▶ **Items from a data source**
· · · · · · ·

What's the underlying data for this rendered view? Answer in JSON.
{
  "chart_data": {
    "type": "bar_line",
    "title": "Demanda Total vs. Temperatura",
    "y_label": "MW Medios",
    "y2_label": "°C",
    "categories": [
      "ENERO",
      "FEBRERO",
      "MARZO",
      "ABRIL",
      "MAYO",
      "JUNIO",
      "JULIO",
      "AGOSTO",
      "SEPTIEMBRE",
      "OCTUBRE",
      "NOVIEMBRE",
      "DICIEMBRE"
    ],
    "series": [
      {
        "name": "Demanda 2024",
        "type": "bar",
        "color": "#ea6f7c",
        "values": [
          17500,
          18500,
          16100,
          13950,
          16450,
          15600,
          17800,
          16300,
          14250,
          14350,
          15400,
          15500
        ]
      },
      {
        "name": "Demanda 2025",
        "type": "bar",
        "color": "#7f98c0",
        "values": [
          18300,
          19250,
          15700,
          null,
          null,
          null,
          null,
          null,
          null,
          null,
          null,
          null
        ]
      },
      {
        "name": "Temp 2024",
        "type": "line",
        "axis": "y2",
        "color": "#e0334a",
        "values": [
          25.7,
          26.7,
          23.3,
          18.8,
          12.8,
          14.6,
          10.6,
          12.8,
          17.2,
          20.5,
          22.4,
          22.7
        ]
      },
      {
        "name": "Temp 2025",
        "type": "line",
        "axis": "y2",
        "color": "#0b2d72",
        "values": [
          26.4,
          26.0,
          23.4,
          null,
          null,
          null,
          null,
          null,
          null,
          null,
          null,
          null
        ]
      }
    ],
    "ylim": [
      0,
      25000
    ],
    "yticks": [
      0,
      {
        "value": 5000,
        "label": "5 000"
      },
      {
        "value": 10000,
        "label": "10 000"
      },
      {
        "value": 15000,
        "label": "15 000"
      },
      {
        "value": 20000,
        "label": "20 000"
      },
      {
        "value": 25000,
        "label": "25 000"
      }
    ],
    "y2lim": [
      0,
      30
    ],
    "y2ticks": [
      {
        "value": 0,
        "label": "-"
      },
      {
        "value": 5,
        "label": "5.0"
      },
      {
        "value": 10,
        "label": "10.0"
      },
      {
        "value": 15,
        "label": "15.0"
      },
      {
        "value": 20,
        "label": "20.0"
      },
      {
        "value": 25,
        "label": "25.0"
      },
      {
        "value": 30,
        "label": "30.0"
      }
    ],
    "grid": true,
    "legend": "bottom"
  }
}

· · · · · · ·

▶ **What the task requires**
Extract the data exactly as given.

▶ **Worked answer**
What's the underlying data for this rendered view? Answer in JSON.
{
  "chart_data": {
    "type": "bar_line",
    "title": "Demanda Total vs. Temperatura",
    "y_label": "MW Medios",
    "y2_label": "°C",
    "categories": [
      "ENERO",
      "FEBRERO",
      "MARZO",
      "ABRIL",
      "MAYO",
      "JUNIO",
      "JULIO",
      "AGOSTO",
      "SEPTIEMBRE",
      "OCTUBRE",
      "NOVIEMBRE",
      "DICIEMBRE"
    ],
    "series": [
      {
        "name": "Demanda 2024",
        "type": "bar",
        "color": "#ea6f7c",
        "values": [
          17500,
          18500,
          16100,
          13950,
          16450,
          15600,
          17800,
          16300,
          14250,
          14350,
          15400,
          15500
        ]
      },
      {
        "name": "Demanda 2025",
        "type": "bar",
        "color": "#7f98c0",
        "values": [
          18300,
          19250,
          15700,
          null,
          null,
          null,
          null,
          null,
          null,
          null,
          null,
          null
        ]
      },
      {
        "name": "Temp 2024",
        "type": "line",
        "axis": "y2",
        "color": "#e0334a",
        "values": [
          25.7,
          26.7,
          23.3,
          18.8,
          12.8,
          14.6,
          10.6,
          12.8,
          17.2,
          20.5,
          22.4,
          22.7
        ]
      },
      {
        "name": "Temp 2025",
        "type": "line",
        "axis": "y2",
        "color": "#0b2d72",
        "values": [
          26.4,
          26.0,
          23.4,
          null,
          null,
          null,
          null,
          null,
          null,
          null,
          null,
          null
        ]
      }
    ],
    "ylim": [
      0,
      25000
    ],
    "yticks": [
      0,
      {
        "value": 5000,
        "label": "5 000"
      },
      {
        "value": 10000,
        "label": "10 000"
      },
      {
        "value": 15000,
        "label": "15 000"
      },
      {
        "value": 20000,
        "label": "20 000"
      },
      {
        "value": 25000,
        "label": "25 000"
      }
    ],
    "y2lim": [
      0,
      30
    ],
    "y2ticks": [
      {
        "value": 0,
        "label": "-"
      },
      {
        "value": 5,
        "label": "5.0"
      },
      {
        "value": 10,
        "label": "10.0"
      },
      {
        "value": 15,
        "label": "15.0"
      },
      {
        "value": 20,
        "label": "20.0"
      },
      {
        "value": 25,
        "label": "25.0"
      },
      {
        "value": 30,
        "label": "30.0"
      }
    ],
    "grid": true,
    "legend": "bottom"
  }
}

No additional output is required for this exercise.